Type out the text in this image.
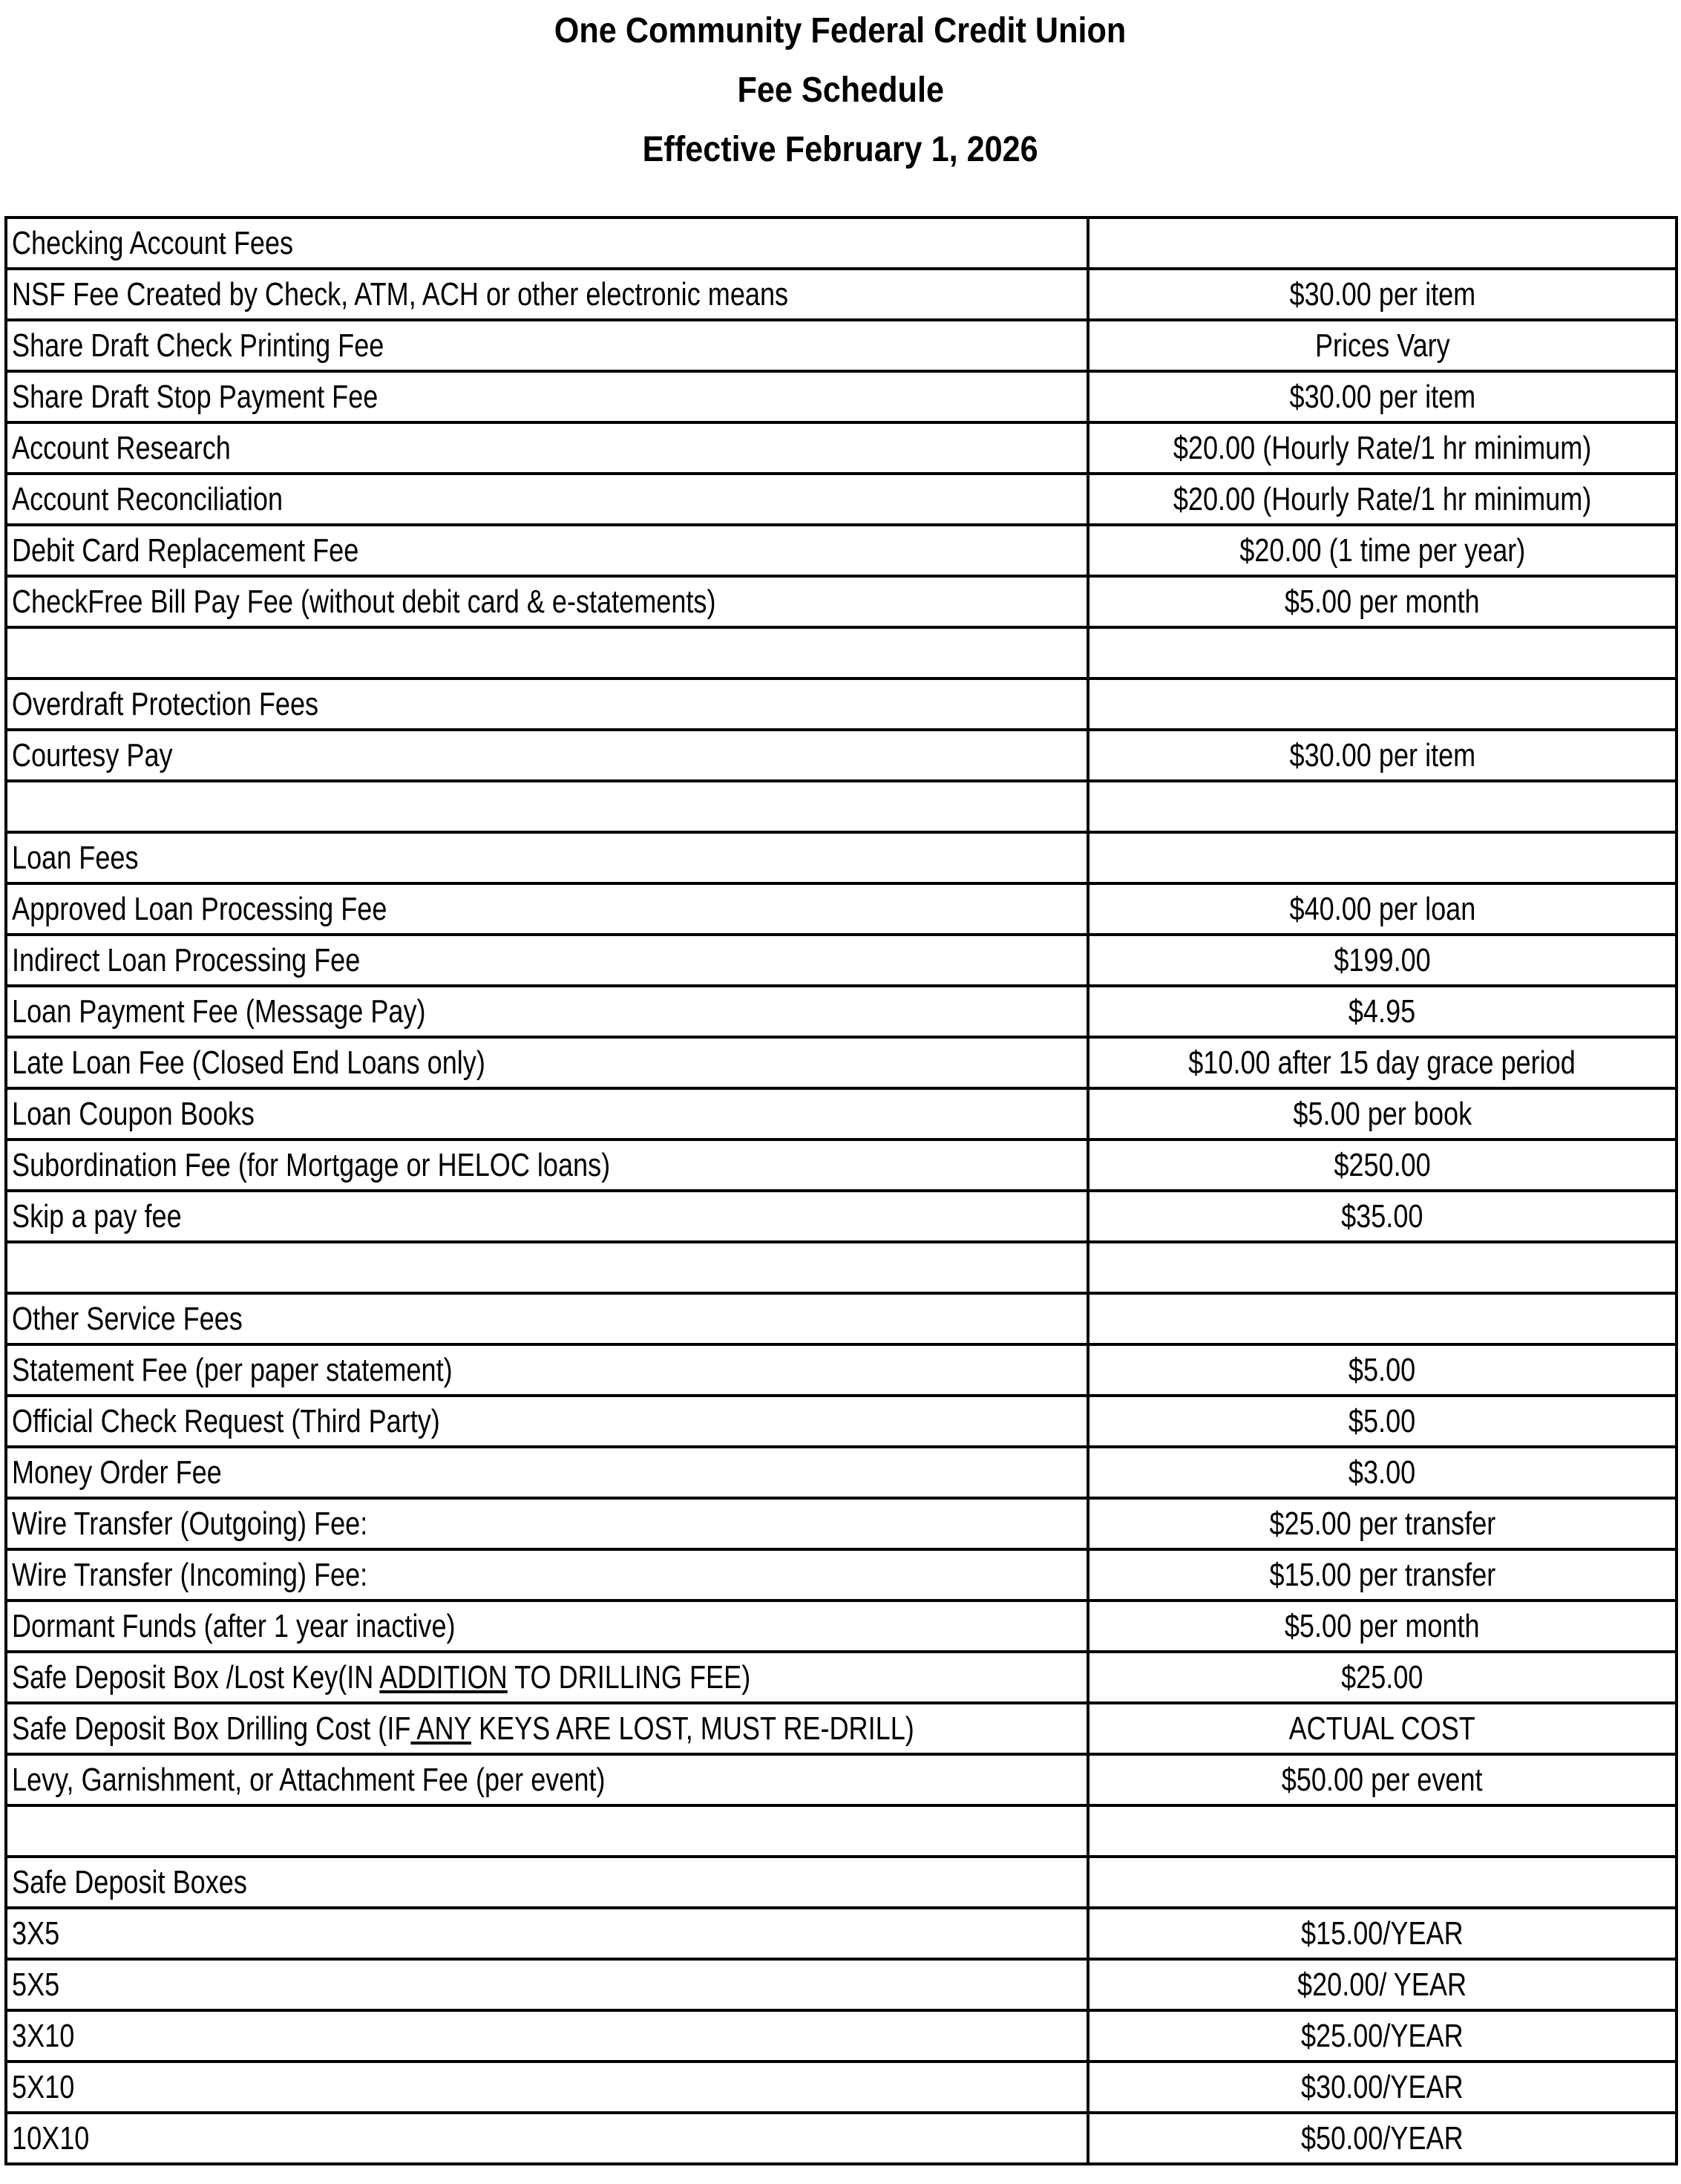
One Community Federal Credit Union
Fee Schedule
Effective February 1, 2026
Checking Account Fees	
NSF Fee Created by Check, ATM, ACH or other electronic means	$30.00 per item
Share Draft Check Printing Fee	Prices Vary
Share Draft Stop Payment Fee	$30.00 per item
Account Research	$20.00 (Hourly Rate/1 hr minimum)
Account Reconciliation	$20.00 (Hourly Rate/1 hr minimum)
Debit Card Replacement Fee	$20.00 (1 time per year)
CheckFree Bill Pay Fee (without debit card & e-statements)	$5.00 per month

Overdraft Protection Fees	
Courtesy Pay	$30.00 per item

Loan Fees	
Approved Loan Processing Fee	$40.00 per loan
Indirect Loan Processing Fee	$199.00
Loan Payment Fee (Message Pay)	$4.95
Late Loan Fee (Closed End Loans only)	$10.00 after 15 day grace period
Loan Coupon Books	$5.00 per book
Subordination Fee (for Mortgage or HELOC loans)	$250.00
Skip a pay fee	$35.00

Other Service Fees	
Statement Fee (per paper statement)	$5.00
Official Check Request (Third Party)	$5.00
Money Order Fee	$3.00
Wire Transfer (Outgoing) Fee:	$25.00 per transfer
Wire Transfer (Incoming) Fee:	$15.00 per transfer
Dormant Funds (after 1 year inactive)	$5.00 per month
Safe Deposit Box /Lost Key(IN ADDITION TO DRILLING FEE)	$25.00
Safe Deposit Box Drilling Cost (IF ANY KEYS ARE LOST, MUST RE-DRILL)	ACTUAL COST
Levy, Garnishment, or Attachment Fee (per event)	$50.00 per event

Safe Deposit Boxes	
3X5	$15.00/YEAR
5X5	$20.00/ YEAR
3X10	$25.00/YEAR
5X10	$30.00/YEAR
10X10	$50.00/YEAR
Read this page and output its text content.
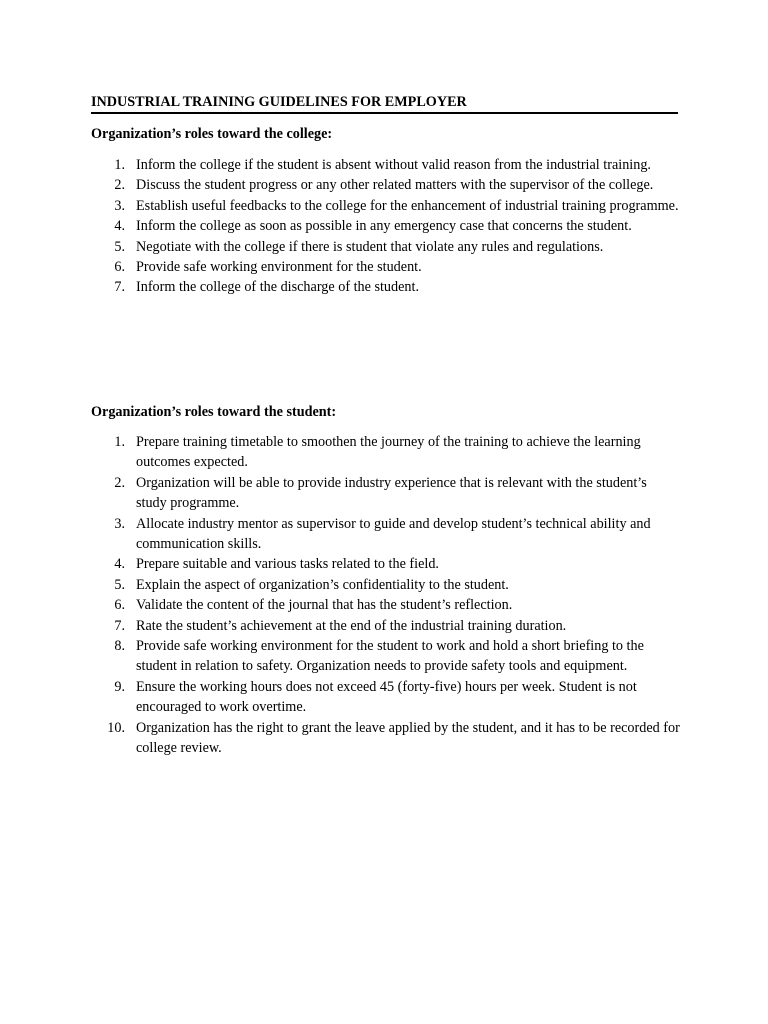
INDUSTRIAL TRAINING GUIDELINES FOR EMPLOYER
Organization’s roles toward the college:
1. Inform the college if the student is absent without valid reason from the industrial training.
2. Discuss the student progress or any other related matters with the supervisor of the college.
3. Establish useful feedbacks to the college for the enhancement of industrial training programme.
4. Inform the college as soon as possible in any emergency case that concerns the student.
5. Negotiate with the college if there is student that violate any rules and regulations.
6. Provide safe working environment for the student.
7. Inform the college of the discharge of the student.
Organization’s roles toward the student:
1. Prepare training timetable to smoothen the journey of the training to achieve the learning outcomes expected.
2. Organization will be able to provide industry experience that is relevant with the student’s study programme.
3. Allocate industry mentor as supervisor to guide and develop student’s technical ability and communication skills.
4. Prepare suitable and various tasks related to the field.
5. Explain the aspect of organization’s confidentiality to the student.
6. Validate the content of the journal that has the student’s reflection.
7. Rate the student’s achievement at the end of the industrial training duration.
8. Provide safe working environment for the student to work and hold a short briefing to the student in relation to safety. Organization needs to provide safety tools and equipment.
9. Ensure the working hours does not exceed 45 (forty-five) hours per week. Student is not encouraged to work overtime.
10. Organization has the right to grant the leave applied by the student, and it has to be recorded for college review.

——

◆ EXERCISE REQUIREMENTS
Reproduce all of the entries word for word, skipping any pictures they hold.

◆ EXERCISE RESPONSE
Type out the text in this image.
One Community Federal Credit Union
Fee Schedule
Effective February 1, 2026
Checking Account Fees	
NSF Fee Created by Check, ATM, ACH or other electronic means	$30.00 per item
Share Draft Check Printing Fee	Prices Vary
Share Draft Stop Payment Fee	$30.00 per item
Account Research	$20.00 (Hourly Rate/1 hr minimum)
Account Reconciliation	$20.00 (Hourly Rate/1 hr minimum)
Debit Card Replacement Fee	$20.00 (1 time per year)
CheckFree Bill Pay Fee (without debit card & e-statements)	$5.00 per month

Overdraft Protection Fees	
Courtesy Pay	$30.00 per item

Loan Fees	
Approved Loan Processing Fee	$40.00 per loan
Indirect Loan Processing Fee	$199.00
Loan Payment Fee (Message Pay)	$4.95
Late Loan Fee (Closed End Loans only)	$10.00 after 15 day grace period
Loan Coupon Books	$5.00 per book
Subordination Fee (for Mortgage or HELOC loans)	$250.00
Skip a pay fee	$35.00

Other Service Fees	
Statement Fee (per paper statement)	$5.00
Official Check Request (Third Party)	$5.00
Money Order Fee	$3.00
Wire Transfer (Outgoing) Fee:	$25.00 per transfer
Wire Transfer (Incoming) Fee:	$15.00 per transfer
Dormant Funds (after 1 year inactive)	$5.00 per month
Safe Deposit Box /Lost Key(IN ADDITION TO DRILLING FEE)	$25.00
Safe Deposit Box Drilling Cost (IF ANY KEYS ARE LOST, MUST RE-DRILL)	ACTUAL COST
Levy, Garnishment, or Attachment Fee (per event)	$50.00 per event

Safe Deposit Boxes	
3X5	$15.00/YEAR
5X5	$20.00/ YEAR
3X10	$25.00/YEAR
5X10	$30.00/YEAR
10X10	$50.00/YEAR
Read this page and output its text content.
INDUSTRIAL TRAINING GUIDELINES FOR EMPLOYER
Organization’s roles toward the college:
1. Inform the college if the student is absent without valid reason from the industrial training.
2. Discuss the student progress or any other related matters with the supervisor of the college.
3. Establish useful feedbacks to the college for the enhancement of industrial training programme.
4. Inform the college as soon as possible in any emergency case that concerns the student.
5. Negotiate with the college if there is student that violate any rules and regulations.
6. Provide safe working environment for the student.
7. Inform the college of the discharge of the student.
Organization’s roles toward the student:
1. Prepare training timetable to smoothen the journey of the training to achieve the learning outcomes expected.
2. Organization will be able to provide industry experience that is relevant with the student’s study programme.
3. Allocate industry mentor as supervisor to guide and develop student’s technical ability and communication skills.
4. Prepare suitable and various tasks related to the field.
5. Explain the aspect of organization’s confidentiality to the student.
6. Validate the content of the journal that has the student’s reflection.
7. Rate the student’s achievement at the end of the industrial training duration.
8. Provide safe working environment for the student to work and hold a short briefing to the student in relation to safety. Organization needs to provide safety tools and equipment.
9. Ensure the working hours does not exceed 45 (forty-five) hours per week. Student is not encouraged to work overtime.
10. Organization has the right to grant the leave applied by the student, and it has to be recorded for college review.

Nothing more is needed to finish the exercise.